> Stated goal:
In the entries that follow, find the word "三个不同" and report each line it is on.

== The input ==

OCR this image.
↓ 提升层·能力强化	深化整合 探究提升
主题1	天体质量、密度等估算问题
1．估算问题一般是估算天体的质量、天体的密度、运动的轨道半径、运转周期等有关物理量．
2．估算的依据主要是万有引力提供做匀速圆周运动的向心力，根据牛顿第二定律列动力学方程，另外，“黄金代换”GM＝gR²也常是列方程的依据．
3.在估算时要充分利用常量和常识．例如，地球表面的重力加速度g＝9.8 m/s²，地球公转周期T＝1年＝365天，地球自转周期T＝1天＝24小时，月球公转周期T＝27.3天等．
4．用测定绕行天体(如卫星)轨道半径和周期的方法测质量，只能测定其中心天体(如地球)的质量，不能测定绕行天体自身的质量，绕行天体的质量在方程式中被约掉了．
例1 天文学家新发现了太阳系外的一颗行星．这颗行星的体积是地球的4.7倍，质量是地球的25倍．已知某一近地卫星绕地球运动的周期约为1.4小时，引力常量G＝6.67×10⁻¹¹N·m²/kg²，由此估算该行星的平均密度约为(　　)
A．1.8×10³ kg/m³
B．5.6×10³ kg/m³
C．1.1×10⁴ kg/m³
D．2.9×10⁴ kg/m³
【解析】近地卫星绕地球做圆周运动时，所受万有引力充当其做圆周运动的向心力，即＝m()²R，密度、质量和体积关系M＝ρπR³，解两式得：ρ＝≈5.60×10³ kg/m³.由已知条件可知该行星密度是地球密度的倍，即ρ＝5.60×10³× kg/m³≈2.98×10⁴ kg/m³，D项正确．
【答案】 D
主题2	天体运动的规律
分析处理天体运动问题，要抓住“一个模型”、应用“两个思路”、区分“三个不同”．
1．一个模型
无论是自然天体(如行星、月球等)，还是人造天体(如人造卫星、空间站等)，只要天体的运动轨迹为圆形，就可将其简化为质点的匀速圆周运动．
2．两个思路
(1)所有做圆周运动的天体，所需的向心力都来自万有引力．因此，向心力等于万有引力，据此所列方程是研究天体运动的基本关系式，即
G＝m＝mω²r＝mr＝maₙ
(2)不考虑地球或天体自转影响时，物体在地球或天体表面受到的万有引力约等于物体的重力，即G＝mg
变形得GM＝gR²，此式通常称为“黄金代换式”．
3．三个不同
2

===

> The result:
分析处理天体运动问题，要抓住“一个模型”、应用“两个思路”、区分“三个不同”．
3．三个不同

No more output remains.